• **DIRECTIVE**
All lines from the one containing "Extract all readable text from this page." through the final line of the records below should be reproduced exactly, with the pictures left out.

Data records
■ ■ ■

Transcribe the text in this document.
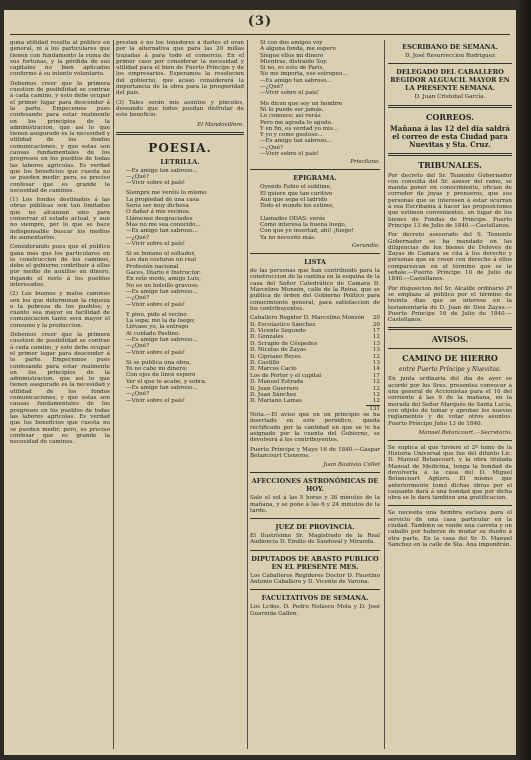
(3)

guna utilidad resulta al público en general, ni á los particulares que tienen con fundamento la ruina de sus fortunas, y la pérdida de sus capitales no bien aplicados conforme á su intento voluntario.

Debemos creer que la primera cuestion de posibilidad se contrae á cada camino, y esto debe ocupar el primer lugar para descender á la parte. Empecemos pues confesando para estar realmente en los principios de la administracion, que así lo que tienen asegurado es la necesidad y utilidad de los fondos comunicaciones, y que estas son causas fundamentales de los progresos en los pueblos de todas las labores agricolas. Es verdad que los beneficios que cuesta no se pueden medir; pero, es preciso confesar que es grande la necesidad de caminos.

(1) Los fondos destinados á las obras públicas son tan limitados que no alcanzan sino para conservar el estado actual, y aun no siempre, por lo que se hace indispensable buscar los medios de aumentarlos.

Considerando pues que el público gana mas que los particulares en la construccion de los caminos, debe el gobierno contribuir á ellos por medio de auxilios en dinero, dejando el resto á los pueblos interesados.

(2) Los buenos y malos caminos son los que determinan la riqueza o la pobreza de los pueblos; y cuanto sea mayor su facilidad de comunicacion tanto será mayor el consumo y la produccion.

Debemos creer que la primera cuestion de posibilidad se contrae á cada camino, y esto debe ocupar el primer lugar para descender á la parte. Empecemos pues confesando para estar realmente en los principios de la administracion, que así lo que tienen asegurado es la necesidad y utilidad de los fondos comunicaciones, y que estas son causas fundamentales de los progresos en los pueblos de todas las labores agricolas. Es verdad que los beneficios que cuesta no se pueden medir; pero, es preciso confesar que es grande la necesidad de caminos.

prestan ó no los tenedores á darles el oran por la alternativa que para las 20 millas trazadas á para todo el comercio. En el primer caso por considerar la necesidad y utilidad para el bien de Puerto Príncipe y de los empresarios. Esperamos la resolucion del gobierno, que acaso considerará la importancia de la obra para la prosperidad del pais.

(3) Tales serán mis asuntos y pinceles, deseando que todos puedan disfrutar de este beneficio.

El Mandovillero.
POESIA.
LETRILLA.
—Es amigo tan sabroso...
—¿Qué?
—Vivir sobre el país!
Siempre me veréis lo mismo
La propiedad de una casa
Sería ser muy dichosa
O dañar á mis vecinos.
Llámense desgraciados
Mas no me sea conocido...
—Es amigo tan sabroso...
—¿Qué?
—Vivir sobre el país!
Si se bonano el soltador,
Los dan costuras un real
Profesión nacional
Gaces, Diario é Instructor.
En este modo, amigo Luís,
No es un bolsillo gravoso.
—Es amigo tan sabroso...
—¿Qué?
—Vivir sobre el país!
Y pino, pido al vecino
La sopa; me la da luego;
Llévase yo, la entrego
Al cuidado Pastino.
—Es amigo tan sabroso...
—¿Qué?
—Vivir sobre el país!
Si se publica una obra,
Yo no cabe mi dinero;
Con ojos de lince espero
Ver el que te acabe, y sobra.
—Es amigo tan sabroso...
—¿Qué?
—Vivir sobre el país!
Si con dos amigos voy
A alguna fonda, me espero
Siegue ellos mi dinero
Mientras, distraido Soy.
Si no, es esto de Paris,
No me importa, ese estropeo...
—Es amigo tan sabroso...
—¿Qué?
—Vivir sobre el país!
Me dicen que soy un hombre
Ni lo puede ser jamás.
Lo conozco; así verás
Pero me agrada lo agudo.
Y en fin, es verdad yo mis...
Y yo y como gustoso...
—Es amigo tan sabroso...
—¿Qué?
—Vivir sobre el país!
Priscilano.
EPIGRAMA.
Oyendo Fabio el sublime,
El quiere que tan caritivo
Aun que sepa el ladrido
Todo el mundo los estime,

Llamados ODAS: verás
Como interesa la buena luego,
Con que yo insertad, abí! ¡fuego!
Ya no necesito más.
Gerundio.
LISTA

de las personas que han contribuido para la construccion de la cantina en la esquina de la casa del Señor Catedrático de Camara D. Marcelino Monzón, calle de la Reina, que se publica de órden del Gobierno Político para conocimiento general, para satisfaccion de los contribuyentes.

Caballero Regidor D. Marcelino Monzón	20
D. Escolastico Sánchez	20
D. Vicente Segundo	17
D. Gonzales	12
D. Scrapio de Céspedes	13
D. Nicolas de Zayas	13
D. Cipriano Reyes	12
D. Castillo	13
D. Marcos Cacio	14
Los de Portor y el capital	17
D. Manuel Estrada	12
D. Juan Guerrero	12
D. Juan Sánchez	12
D. Mariano Lamas	12
131

Nota.—El aviso que en un principio se ha insertado en este periódico, queda rectificado por la cantidad en que se le ha asignado por la cuenta del Gobierno, se devolverá á los contribuyentes.

Puerto Príncipe y Mayo 16 de 1840.—Gaspar Betancourt Cisneros.

Juan Bautista Collet
AFECCIONES ASTRONÓMICAS DE HOY.

Sale el sol á las 5 horas y 36 minutos de la mañana, y se pone á las 6 y 24 minutos de la tarde.

JUEZ DE PROVINCIA.

El Ilustrísimo Sr. Magistrado de la Real Audiencia D. Emilio de Sandoval y Miranda.

DIPUTADOS DE ABASTO PUBLICO EN EL PRESENTE MES.

Los Caballeros Regidores Doctor D. Faustino Antonio Caballero y D. Vicente de Varona.

FACULTATIVOS DE SEMANA.

Los Lcdos. D. Pedro Nolasco Mola y D. José Guarnida Gallen.

ESCRIBANO DE SEMANA.

D. José Resurreccion Rodriguez

DELEGADO DEL CABALLERO REGIDOR ALGUACIL MAYOR EN LA PRESENTE SEMANA.

D. Juan Cristobal García.

CORREOS.

Mañana á las 12 del día saldrá el correo de esta Ciudad para Nuevitas y Sta. Cruz.

TRIBUNALES.

Por decreto del Sr. Teniente Gobernador con consulta del Sr. asesor del ramo, se manda poner en conocimiento, ofician de corredor de joyas y prenseros, que sus personas que se interesen á estar ocurran á esa Escribania á hacer las proposiciones que estimen convenientes, en lugar de los bienes de Fondas de Principe. Puerto Principe 13 de Julio de 1840.—Castellanos.

Por decreto asesorado del S. Teniente Gobernador se ha mandado en las diligencias de los bienes de Doloves de Zayas de Camara se cita á los derecho y personas que se creen con derecho á ellos comparezcan en el término que se le señale.—Puerto Príncipe 10 de Julio de 1840.—Castellanos.

Por disposicion del Sr. Alcalde ordinario 2º se emplaza al público por el término de treinta dias que se interese en la testamentaría de D. Juan de Dios Zayas.—Puerto Príncipe 16 de Julio de 1840.—Castellanos.

AVISOS.
CAMINO DE HIERRO
entre Puerto Príncipe y Nuevitas.

En junta ordinaria del día de ayer se acordó por los Sres. presentes convocar á una general de Accionistas para el 10 del corriente á las 9 de la mañana, en la morada del Señor Marqués de Santa Lucía, con objeto de tomar y aprobar los nuevos reglamentos y de votar otros asuntos. Puerto Príncipe Julio 13 de 1840.

Manuel Betancourt.—Secretario.

Se suplica al que tuviere el 2º tomo de la Historia Universal que fue del difunto Lic. D. Manuel Betancourt, y la obra titulada Manual de Medicina, tenga la bondad de devolverla á la casa del D. Miguel Betancourt Agüero. El mismo que anteriormente tomó dichas obras por el causante dará á una bondad que por dicha obra se le dará tambien una gratificacion.

Se necesita una hembra esclava para el servicio de una casa particular en la ciudad. Tambien se vende una carreta y un caballo por haberse de mudar su dueño á otra parte. En la casa del Sr. D. Manuel Sánchez en la calle de Sta. Ana impondrán.
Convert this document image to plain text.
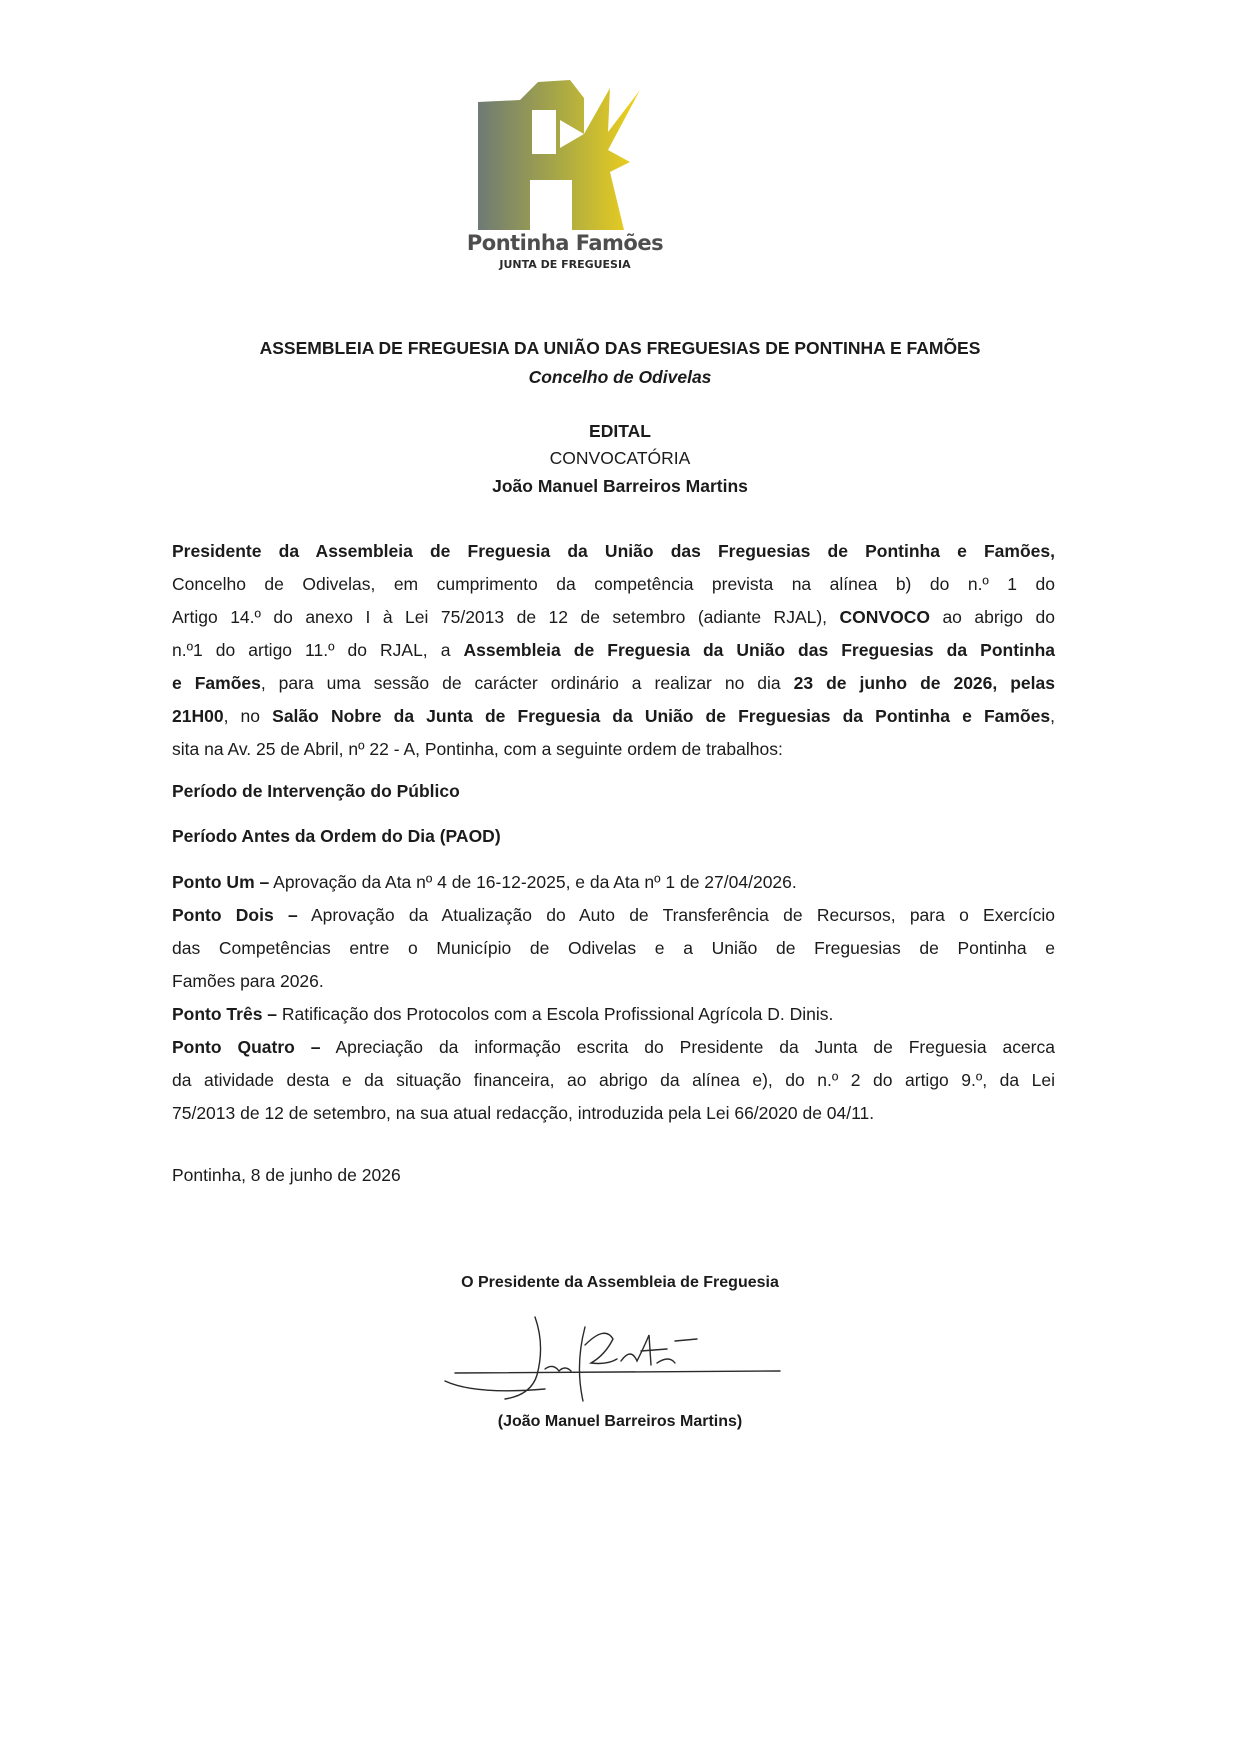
Pontinha Famões
JUNTA DE FREGUESIA
ASSEMBLEIA DE FREGUESIA DA UNIÃO DAS FREGUESIAS DE PONTINHA E FAMÕES
Concelho de Odivelas
EDITAL
CONVOCATÓRIA
João Manuel Barreiros Martins
Presidente da Assembleia de Freguesia da União das Freguesias de Pontinha e Famões,
Concelho de Odivelas, em cumprimento da competência prevista na alínea b) do n.º 1 do
Artigo 14.º do anexo I à Lei 75/2013 de 12 de setembro (adiante RJAL), CONVOCO ao abrigo do
n.º1 do artigo 11.º do RJAL, a Assembleia de Freguesia da União das Freguesias da Pontinha
e Famões, para uma sessão de carácter ordinário a realizar no dia 23 de junho de 2026, pelas
21H00, no Salão Nobre da Junta de Freguesia da União de Freguesias da Pontinha e Famões,
sita na Av. 25 de Abril, nº 22 - A, Pontinha, com a seguinte ordem de trabalhos:
Período de Intervenção do Público
Período Antes da Ordem do Dia (PAOD)
Ponto Um – Aprovação da Ata nº 4 de 16-12-2025, e da Ata nº 1 de 27/04/2026.
Ponto Dois – Aprovação da Atualização do Auto de Transferência de Recursos, para o Exercício
das Competências entre o Município de Odivelas e a União de Freguesias de Pontinha e
Famões para 2026.
Ponto Três – Ratificação dos Protocolos com a Escola Profissional Agrícola D. Dinis.
Ponto Quatro – Apreciação da informação escrita do Presidente da Junta de Freguesia acerca
da atividade desta e da situação financeira, ao abrigo da alínea e), do n.º 2 do artigo 9.º, da Lei
75/2013 de 12 de setembro, na sua atual redacção, introduzida pela Lei 66/2020 de 04/11.
Pontinha, 8 de junho de 2026
O Presidente da Assembleia de Freguesia
(João Manuel Barreiros Martins)
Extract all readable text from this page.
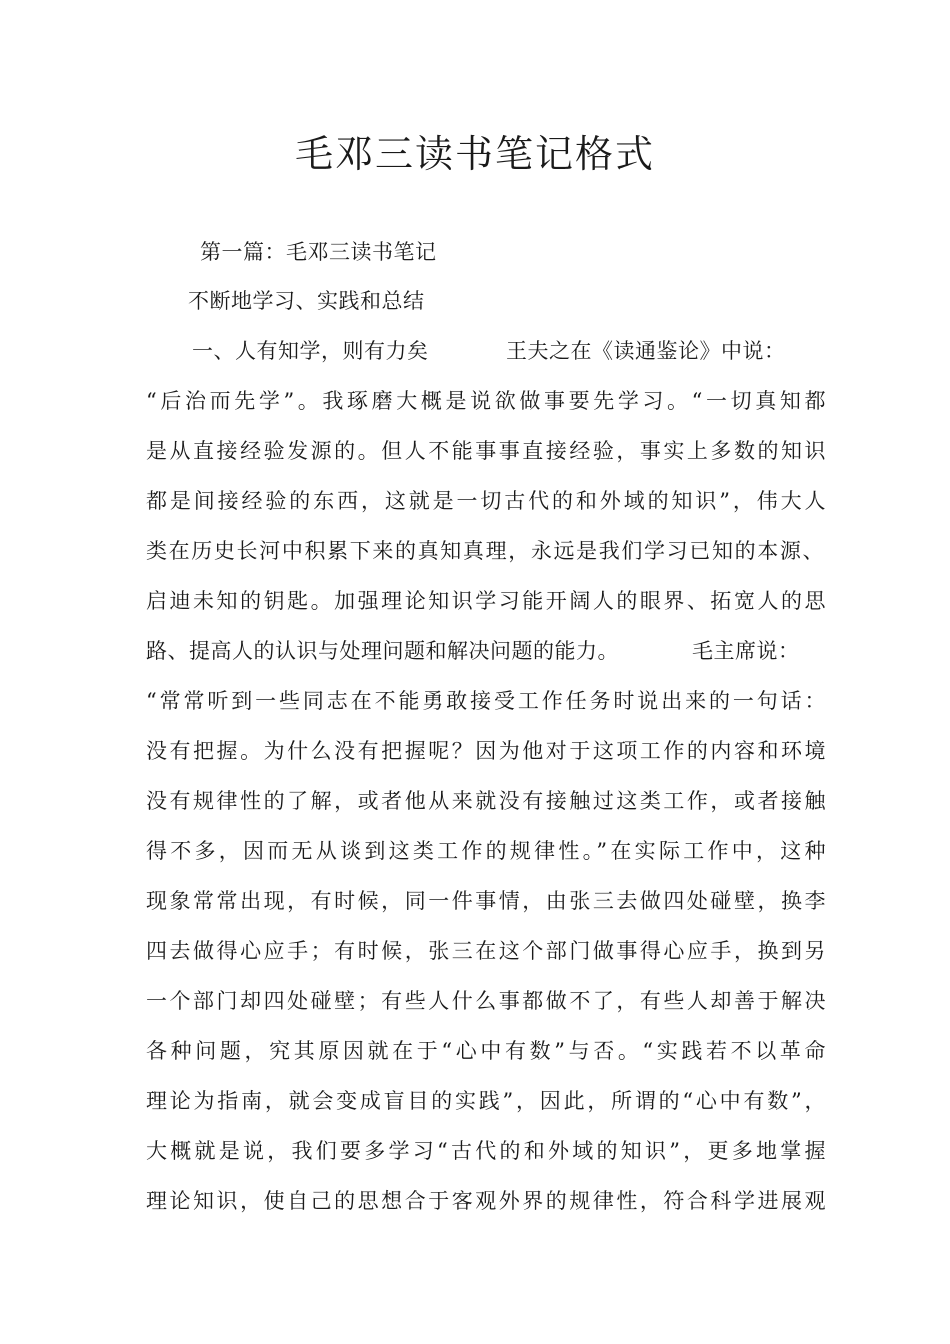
毛邓三读书笔记格式
第一篇：毛邓三读书笔记
不断地学习、实践和总结
一、人有知学，则有力矣	王夫之在《读通鉴论》中说：
“后治而先学”。我琢磨大概是说欲做事要先学习。“一切真知都
是从直接经验发源的。但人不能事事直接经验，事实上多数的知识
都是间接经验的东西，这就是一切古代的和外域的知识”，伟大人
类在历史长河中积累下来的真知真理，永远是我们学习已知的本源、
启迪未知的钥匙。加强理论知识学习能开阔人的眼界、拓宽人的思
路、提高人的认识与处理问题和解决问题的能力。	毛主席说：
“常常听到一些同志在不能勇敢接受工作任务时说出来的一句话：
没有把握。为什么没有把握呢？因为他对于这项工作的内容和环境
没有规律性的了解，或者他从来就没有接触过这类工作，或者接触
得不多，因而无从谈到这类工作的规律性。”在实际工作中，这种
现象常常出现，有时候，同一件事情，由张三去做四处碰壁，换李
四去做得心应手；有时候，张三在这个部门做事得心应手，换到另
一个部门却四处碰壁；有些人什么事都做不了，有些人却善于解决
各种问题，究其原因就在于“心中有数”与否。“实践若不以革命
理论为指南，就会变成盲目的实践”，因此，所谓的“心中有数”，
大概就是说，我们要多学习“古代的和外域的知识”，更多地掌握
理论知识，使自己的思想合于客观外界的规律性，符合科学进展观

■ ■ ■

• **THE OUTPUT**
Extract all readable text from this page.
毛邓三读书笔记格式
第一篇：毛邓三读书笔记
不断地学习、实践和总结
一、人有知学，则有力矣	王夫之在《读通鉴论》中说：
“后治而先学”。我琢磨大概是说欲做事要先学习。“一切真知都
是从直接经验发源的。但人不能事事直接经验，事实上多数的知识
都是间接经验的东西，这就是一切古代的和外域的知识”，伟大人
类在历史长河中积累下来的真知真理，永远是我们学习已知的本源、
启迪未知的钥匙。加强理论知识学习能开阔人的眼界、拓宽人的思
路、提高人的认识与处理问题和解决问题的能力。	毛主席说：
“常常听到一些同志在不能勇敢接受工作任务时说出来的一句话：
没有把握。为什么没有把握呢？因为他对于这项工作的内容和环境
没有规律性的了解，或者他从来就没有接触过这类工作，或者接触
得不多，因而无从谈到这类工作的规律性。”在实际工作中，这种
现象常常出现，有时候，同一件事情，由张三去做四处碰壁，换李
四去做得心应手；有时候，张三在这个部门做事得心应手，换到另
一个部门却四处碰壁；有些人什么事都做不了，有些人却善于解决
各种问题，究其原因就在于“心中有数”与否。“实践若不以革命
理论为指南，就会变成盲目的实践”，因此，所谓的“心中有数”，
大概就是说，我们要多学习“古代的和外域的知识”，更多地掌握
理论知识，使自己的思想合于客观外界的规律性，符合科学进展观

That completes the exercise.